** start of ENTRIES SHOWN **

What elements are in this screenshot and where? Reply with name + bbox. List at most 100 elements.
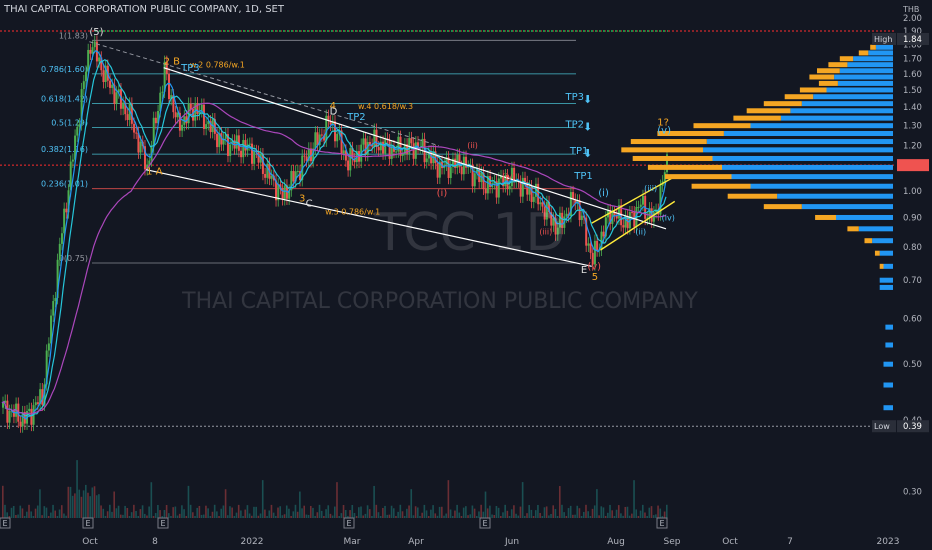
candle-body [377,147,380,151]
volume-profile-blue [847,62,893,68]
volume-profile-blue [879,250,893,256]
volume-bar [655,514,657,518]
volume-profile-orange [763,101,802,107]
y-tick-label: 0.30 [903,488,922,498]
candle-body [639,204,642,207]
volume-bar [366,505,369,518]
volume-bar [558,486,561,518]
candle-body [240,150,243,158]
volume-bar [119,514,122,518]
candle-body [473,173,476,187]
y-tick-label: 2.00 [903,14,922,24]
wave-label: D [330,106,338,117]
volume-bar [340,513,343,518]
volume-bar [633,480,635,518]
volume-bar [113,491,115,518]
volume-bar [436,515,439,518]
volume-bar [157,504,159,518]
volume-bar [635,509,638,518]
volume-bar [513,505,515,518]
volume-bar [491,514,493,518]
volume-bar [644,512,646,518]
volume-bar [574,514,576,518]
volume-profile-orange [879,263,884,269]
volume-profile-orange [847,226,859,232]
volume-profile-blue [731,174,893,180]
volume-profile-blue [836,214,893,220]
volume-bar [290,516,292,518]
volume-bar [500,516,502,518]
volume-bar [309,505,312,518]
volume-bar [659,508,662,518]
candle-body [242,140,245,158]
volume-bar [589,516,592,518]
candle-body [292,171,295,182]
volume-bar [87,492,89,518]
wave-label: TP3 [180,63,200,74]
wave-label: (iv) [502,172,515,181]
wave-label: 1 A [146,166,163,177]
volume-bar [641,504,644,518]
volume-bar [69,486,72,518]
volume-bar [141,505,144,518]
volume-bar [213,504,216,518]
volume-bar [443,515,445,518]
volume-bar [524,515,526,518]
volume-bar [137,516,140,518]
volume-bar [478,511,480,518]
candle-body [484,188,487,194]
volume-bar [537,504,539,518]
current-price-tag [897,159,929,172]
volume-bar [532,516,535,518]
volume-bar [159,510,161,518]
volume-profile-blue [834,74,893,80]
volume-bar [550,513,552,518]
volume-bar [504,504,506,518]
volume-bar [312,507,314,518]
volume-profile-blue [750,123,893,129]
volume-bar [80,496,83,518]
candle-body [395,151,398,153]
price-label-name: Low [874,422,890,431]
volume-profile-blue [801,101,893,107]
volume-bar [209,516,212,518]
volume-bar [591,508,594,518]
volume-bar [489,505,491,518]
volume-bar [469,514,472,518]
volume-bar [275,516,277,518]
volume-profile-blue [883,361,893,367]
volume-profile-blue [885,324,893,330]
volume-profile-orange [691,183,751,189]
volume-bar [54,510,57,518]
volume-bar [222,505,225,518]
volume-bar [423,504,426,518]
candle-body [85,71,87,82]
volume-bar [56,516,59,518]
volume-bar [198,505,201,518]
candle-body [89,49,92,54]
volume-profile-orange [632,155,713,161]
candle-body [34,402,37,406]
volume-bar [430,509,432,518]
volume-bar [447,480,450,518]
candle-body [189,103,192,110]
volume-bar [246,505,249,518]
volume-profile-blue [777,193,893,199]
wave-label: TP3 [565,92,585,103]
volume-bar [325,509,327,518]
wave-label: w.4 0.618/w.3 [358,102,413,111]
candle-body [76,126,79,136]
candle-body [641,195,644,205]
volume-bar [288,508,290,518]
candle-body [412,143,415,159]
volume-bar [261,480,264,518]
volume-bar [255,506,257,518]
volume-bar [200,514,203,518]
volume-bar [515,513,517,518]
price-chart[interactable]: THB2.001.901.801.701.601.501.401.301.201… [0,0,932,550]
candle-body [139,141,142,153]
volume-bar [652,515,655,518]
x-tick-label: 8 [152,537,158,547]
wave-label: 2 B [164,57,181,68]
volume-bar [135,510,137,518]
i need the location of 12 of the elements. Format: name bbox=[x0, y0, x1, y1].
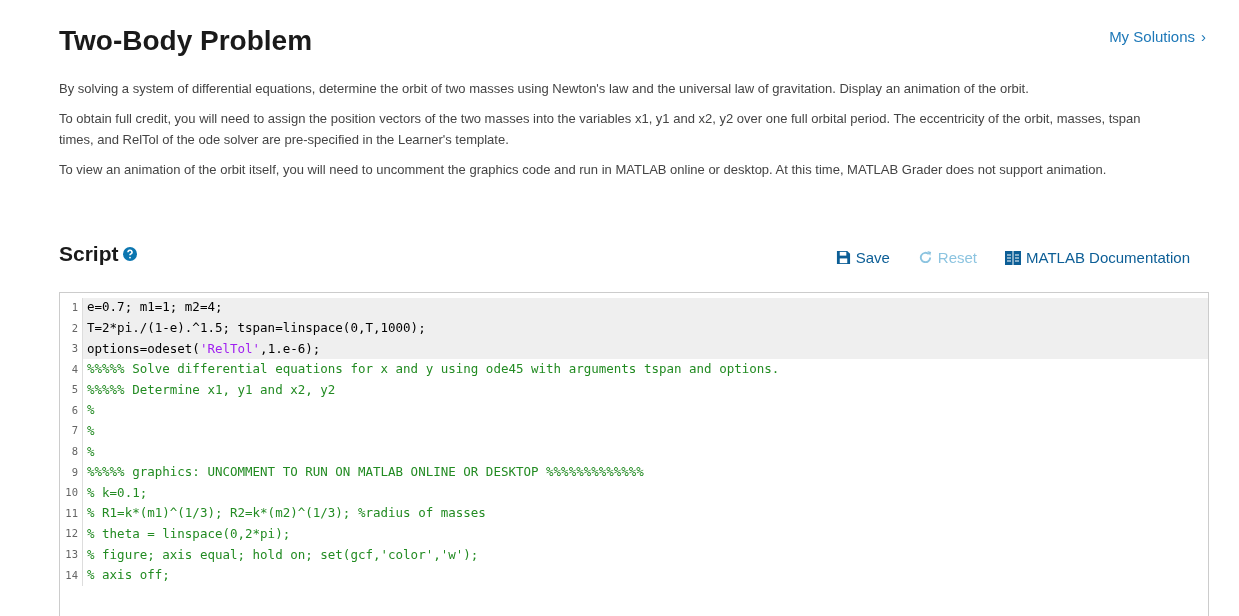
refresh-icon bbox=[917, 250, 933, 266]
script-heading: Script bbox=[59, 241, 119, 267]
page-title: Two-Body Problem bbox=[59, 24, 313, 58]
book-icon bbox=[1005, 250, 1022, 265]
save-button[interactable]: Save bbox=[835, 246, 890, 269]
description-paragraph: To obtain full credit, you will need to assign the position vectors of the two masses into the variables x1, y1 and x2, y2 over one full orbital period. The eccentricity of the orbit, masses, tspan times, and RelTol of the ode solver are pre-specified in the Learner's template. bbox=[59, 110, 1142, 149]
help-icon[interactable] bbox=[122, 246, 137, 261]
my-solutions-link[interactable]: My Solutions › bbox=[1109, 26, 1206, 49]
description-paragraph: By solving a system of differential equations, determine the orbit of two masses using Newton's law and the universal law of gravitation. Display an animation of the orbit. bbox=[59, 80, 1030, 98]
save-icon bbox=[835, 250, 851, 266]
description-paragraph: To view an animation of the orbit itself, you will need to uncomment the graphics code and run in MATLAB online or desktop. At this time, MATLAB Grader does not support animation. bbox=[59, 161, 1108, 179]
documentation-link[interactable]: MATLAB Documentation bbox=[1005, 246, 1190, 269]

** end of ENTRIES SHOWN **

TASK DESCRIPTION
Could you write out all of the items above again, swapping every "candle-body" for "candlestick-body", changing nothing else, and leaving the pictures out?

WRITTEN RESPONSE
What elements are in this screenshot and where? Reply with name + bbox. List at most 100 elements.
candlestick-body [377,147,380,151]
volume-profile-blue [847,62,893,68]
volume-profile-blue [879,250,893,256]
volume-bar [655,514,657,518]
volume-profile-orange [763,101,802,107]
y-tick-label: 0.30 [903,488,922,498]
candlestick-body [639,204,642,207]
volume-bar [366,505,369,518]
volume-bar [558,486,561,518]
candlestick-body [240,150,243,158]
volume-bar [119,514,122,518]
candlestick-body [473,173,476,187]
y-tick-label: 2.00 [903,14,922,24]
wave-label: D [330,106,338,117]
volume-bar [340,513,343,518]
volume-bar [633,480,635,518]
volume-bar [113,491,115,518]
volume-bar [436,515,439,518]
volume-bar [157,504,159,518]
volume-bar [635,509,638,518]
volume-bar [513,505,515,518]
volume-bar [491,514,493,518]
volume-bar [644,512,646,518]
volume-bar [574,514,576,518]
volume-profile-orange [879,263,884,269]
volume-profile-orange [847,226,859,232]
volume-profile-blue [731,174,893,180]
volume-profile-blue [836,214,893,220]
volume-bar [290,516,292,518]
volume-bar [500,516,502,518]
volume-bar [309,505,312,518]
volume-bar [659,508,662,518]
candlestick-body [242,140,245,158]
volume-bar [589,516,592,518]
candlestick-body [292,171,295,182]
volume-bar [87,492,89,518]
wave-label: TP3 [180,63,200,74]
wave-label: (iv) [502,172,515,181]
wave-label: 1 A [146,166,163,177]
volume-bar [641,504,644,518]
volume-bar [69,486,72,518]
volume-bar [141,505,144,518]
volume-bar [213,504,216,518]
volume-bar [443,515,445,518]
volume-bar [524,515,526,518]
volume-bar [137,516,140,518]
volume-bar [478,511,480,518]
candlestick-body [484,188,487,194]
volume-bar [537,504,539,518]
current-price-tag [897,159,929,172]
volume-bar [532,516,535,518]
volume-bar [159,510,161,518]
volume-profile-blue [834,74,893,80]
volume-bar [550,513,552,518]
volume-bar [504,504,506,518]
volume-bar [312,507,314,518]
volume-profile-blue [750,123,893,129]
volume-bar [80,496,83,518]
candlestick-body [395,151,398,153]
price-label-name: Low [874,422,890,431]
volume-profile-blue [801,101,893,107]
volume-bar [209,516,212,518]
volume-bar [591,508,594,518]
volume-bar [489,505,491,518]
volume-bar [469,514,472,518]
volume-bar [275,516,277,518]
volume-profile-blue [883,361,893,367]
volume-profile-blue [885,324,893,330]
volume-profile-orange [691,183,751,189]
volume-bar [54,510,57,518]
volume-bar [222,505,225,518]
volume-bar [423,504,426,518]
candlestick-body [85,71,87,82]
volume-bar [56,516,59,518]
volume-bar [198,505,201,518]
candlestick-body [89,49,92,54]
volume-profile-orange [632,155,713,161]
candlestick-body [34,402,37,406]
volume-bar [430,509,432,518]
volume-bar [447,480,450,518]
candlestick-body [189,103,192,110]
volume-bar [246,505,249,518]
volume-profile-blue [777,193,893,199]
wave-label: TP3 [565,92,585,103]
volume-bar [325,509,327,518]
wave-label: w.4 0.618/w.3 [358,102,413,111]
candlestick-body [76,126,79,136]
candlestick-body [641,195,644,205]
volume-bar [288,508,290,518]
candlestick-body [412,143,415,159]
volume-bar [261,480,264,518]
volume-bar [255,506,257,518]
volume-bar [200,514,203,518]
volume-bar [515,513,517,518]
price-chart[interactable]: THB2.001.901.801.701.601.501.401.301.201… [0,0,932,550]
candlestick-body [139,141,142,153]
volume-bar [652,515,655,518]
x-tick-label: 8 [152,537,158,547]
wave-label: 2 B [164,57,181,68]
volume-bar [135,510,137,518]
i need the location of 12 of the elements. Format: name bbox=[x0, y0, x1, y1].
refresh-icon bbox=[917, 250, 933, 266]
script-heading: Script bbox=[59, 241, 119, 267]
page-title: Two-Body Problem bbox=[59, 24, 313, 58]
book-icon bbox=[1005, 250, 1022, 265]
save-button[interactable]: Save bbox=[835, 246, 890, 269]
description-paragraph: To obtain full credit, you will need to assign the position vectors of the two masses into the variables x1, y1 and x2, y2 over one full orbital period. The eccentricity of the orbit, masses, tspan times, and RelTol of the ode solver are pre-specified in the Learner's template. bbox=[59, 110, 1142, 149]
help-icon[interactable] bbox=[122, 246, 137, 261]
my-solutions-link[interactable]: My Solutions › bbox=[1109, 26, 1206, 49]
description-paragraph: By solving a system of differential equations, determine the orbit of two masses using Newton's law and the universal law of gravitation. Display an animation of the orbit. bbox=[59, 80, 1030, 98]
save-icon bbox=[835, 250, 851, 266]
description-paragraph: To view an animation of the orbit itself, you will need to uncomment the graphics code and run in MATLAB online or desktop. At this time, MATLAB Grader does not support animation. bbox=[59, 161, 1108, 179]
documentation-link[interactable]: MATLAB Documentation bbox=[1005, 246, 1190, 269]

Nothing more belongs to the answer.